> PROVIDED RECORDS:
** START **

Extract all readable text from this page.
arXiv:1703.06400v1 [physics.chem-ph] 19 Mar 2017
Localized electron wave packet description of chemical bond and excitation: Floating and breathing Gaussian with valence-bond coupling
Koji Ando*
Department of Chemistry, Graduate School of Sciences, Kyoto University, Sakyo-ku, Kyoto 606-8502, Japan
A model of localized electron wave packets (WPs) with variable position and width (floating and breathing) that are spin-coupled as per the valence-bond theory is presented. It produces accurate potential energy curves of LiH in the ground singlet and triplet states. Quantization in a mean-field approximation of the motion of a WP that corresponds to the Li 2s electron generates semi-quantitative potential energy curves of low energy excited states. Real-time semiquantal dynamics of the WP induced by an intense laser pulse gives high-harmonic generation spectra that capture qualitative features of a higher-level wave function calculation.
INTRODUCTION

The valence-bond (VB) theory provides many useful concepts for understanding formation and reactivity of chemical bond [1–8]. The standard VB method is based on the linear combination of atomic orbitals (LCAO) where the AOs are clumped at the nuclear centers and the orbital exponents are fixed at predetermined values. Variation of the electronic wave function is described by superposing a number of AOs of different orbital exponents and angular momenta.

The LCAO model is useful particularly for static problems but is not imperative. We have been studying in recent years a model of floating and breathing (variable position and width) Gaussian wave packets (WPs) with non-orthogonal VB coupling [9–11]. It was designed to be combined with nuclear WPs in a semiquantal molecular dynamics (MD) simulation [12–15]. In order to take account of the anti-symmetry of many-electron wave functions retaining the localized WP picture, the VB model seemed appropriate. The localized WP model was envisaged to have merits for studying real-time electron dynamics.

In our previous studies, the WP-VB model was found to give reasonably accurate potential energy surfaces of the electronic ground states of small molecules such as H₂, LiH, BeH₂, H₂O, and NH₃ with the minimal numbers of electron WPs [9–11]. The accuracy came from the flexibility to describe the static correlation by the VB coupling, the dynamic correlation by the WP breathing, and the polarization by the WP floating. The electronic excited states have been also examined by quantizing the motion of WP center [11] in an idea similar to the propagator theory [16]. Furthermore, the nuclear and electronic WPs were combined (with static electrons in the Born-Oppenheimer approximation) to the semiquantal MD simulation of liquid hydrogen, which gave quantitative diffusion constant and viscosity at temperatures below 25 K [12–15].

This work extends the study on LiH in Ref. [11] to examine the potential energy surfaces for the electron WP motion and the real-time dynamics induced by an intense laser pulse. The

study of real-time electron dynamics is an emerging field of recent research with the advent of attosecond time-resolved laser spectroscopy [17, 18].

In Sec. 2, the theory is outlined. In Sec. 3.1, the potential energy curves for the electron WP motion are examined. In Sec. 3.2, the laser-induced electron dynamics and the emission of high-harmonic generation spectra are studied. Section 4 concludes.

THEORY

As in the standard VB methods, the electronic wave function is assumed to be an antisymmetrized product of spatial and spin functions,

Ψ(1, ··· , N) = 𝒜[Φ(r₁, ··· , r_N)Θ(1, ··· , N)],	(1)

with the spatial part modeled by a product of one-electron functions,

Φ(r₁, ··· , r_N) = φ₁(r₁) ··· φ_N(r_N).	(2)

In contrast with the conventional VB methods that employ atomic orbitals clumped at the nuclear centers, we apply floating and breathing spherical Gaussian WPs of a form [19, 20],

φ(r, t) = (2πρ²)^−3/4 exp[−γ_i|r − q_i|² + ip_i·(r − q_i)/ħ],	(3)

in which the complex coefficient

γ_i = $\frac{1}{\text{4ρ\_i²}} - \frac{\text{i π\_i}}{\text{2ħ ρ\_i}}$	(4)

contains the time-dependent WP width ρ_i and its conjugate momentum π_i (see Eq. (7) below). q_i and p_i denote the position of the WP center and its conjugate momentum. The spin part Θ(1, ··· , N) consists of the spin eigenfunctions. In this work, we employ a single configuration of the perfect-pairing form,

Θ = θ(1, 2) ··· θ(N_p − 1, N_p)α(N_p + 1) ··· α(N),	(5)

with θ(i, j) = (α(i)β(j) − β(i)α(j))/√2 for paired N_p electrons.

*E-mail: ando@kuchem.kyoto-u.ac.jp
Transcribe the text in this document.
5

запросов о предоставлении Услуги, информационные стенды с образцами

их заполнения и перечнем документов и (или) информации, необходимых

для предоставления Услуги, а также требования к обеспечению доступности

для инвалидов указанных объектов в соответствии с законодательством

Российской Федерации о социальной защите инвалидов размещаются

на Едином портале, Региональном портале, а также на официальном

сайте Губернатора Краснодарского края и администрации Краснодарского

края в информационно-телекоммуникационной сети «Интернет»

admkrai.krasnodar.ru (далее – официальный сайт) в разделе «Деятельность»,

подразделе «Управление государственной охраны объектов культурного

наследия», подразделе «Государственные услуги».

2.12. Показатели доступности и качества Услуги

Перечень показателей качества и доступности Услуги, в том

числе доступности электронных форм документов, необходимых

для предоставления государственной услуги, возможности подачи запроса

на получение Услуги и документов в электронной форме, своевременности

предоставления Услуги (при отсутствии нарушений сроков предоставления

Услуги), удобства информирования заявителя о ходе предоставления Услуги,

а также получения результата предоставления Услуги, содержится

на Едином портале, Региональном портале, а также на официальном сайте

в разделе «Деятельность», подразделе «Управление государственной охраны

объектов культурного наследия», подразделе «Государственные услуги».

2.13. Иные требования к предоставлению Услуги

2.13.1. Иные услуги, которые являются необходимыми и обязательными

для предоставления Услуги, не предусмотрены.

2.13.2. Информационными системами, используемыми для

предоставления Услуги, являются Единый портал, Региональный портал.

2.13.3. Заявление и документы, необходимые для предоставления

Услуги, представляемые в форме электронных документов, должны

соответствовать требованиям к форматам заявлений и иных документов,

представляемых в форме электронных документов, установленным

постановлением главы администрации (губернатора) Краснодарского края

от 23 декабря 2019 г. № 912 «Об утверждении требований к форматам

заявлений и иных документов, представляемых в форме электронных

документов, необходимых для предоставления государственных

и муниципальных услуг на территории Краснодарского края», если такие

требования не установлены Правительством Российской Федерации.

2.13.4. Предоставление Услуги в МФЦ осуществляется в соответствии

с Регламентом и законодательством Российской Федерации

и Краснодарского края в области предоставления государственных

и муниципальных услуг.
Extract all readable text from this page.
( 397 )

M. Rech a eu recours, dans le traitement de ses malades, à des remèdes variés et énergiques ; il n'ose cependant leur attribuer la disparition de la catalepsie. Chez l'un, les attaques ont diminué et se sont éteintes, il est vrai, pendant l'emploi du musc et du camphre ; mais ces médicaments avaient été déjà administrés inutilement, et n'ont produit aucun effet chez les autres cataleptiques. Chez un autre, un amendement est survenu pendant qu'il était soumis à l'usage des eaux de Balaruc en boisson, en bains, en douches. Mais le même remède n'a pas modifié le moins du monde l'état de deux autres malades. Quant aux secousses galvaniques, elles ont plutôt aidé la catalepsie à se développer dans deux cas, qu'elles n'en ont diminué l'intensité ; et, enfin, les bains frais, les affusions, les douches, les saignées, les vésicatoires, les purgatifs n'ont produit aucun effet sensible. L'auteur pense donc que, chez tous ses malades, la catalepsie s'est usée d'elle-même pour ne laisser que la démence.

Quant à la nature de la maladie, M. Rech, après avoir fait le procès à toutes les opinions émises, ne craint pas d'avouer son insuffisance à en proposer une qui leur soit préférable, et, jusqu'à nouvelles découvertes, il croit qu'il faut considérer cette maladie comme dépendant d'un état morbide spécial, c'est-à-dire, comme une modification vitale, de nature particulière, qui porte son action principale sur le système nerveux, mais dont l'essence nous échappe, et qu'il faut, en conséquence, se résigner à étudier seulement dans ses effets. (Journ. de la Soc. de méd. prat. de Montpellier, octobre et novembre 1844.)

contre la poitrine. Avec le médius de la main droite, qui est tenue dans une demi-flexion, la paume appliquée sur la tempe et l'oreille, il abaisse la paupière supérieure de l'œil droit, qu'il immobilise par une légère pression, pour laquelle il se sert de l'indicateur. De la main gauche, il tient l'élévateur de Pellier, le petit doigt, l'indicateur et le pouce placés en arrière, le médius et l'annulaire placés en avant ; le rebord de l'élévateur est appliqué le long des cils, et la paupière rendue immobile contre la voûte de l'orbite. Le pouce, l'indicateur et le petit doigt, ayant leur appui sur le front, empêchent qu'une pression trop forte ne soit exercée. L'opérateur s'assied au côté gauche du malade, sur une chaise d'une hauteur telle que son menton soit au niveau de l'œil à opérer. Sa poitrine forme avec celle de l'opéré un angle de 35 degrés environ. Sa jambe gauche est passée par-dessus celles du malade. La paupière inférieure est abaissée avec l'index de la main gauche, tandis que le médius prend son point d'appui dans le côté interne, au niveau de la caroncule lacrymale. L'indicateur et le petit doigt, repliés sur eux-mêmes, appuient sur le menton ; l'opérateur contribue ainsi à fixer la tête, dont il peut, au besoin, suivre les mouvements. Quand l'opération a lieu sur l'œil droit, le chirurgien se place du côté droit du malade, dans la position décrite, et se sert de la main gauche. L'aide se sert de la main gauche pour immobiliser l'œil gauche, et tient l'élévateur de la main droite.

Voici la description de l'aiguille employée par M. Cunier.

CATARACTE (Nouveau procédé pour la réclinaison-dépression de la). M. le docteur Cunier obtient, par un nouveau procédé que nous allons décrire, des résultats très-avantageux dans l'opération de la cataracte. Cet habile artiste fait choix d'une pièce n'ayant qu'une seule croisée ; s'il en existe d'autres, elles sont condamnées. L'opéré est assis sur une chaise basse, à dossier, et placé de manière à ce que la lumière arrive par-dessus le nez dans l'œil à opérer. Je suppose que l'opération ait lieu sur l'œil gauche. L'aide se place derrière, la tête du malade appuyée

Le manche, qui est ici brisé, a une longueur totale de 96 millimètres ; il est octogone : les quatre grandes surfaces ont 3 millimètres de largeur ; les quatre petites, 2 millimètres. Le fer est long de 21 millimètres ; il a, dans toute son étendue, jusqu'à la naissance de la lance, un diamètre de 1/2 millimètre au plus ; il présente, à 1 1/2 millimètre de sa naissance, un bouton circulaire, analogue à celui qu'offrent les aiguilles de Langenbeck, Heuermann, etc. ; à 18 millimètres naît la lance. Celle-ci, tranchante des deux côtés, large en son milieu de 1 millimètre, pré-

** END **

> TASK STATEMENT: Copy each line that holds the word "соответствии".

> REPLY TO THE EXERCISE:
для инвалидов указанных объектов в соответствии с законодательством
2.13.4. Предоставление Услуги в МФЦ осуществляется в соответствии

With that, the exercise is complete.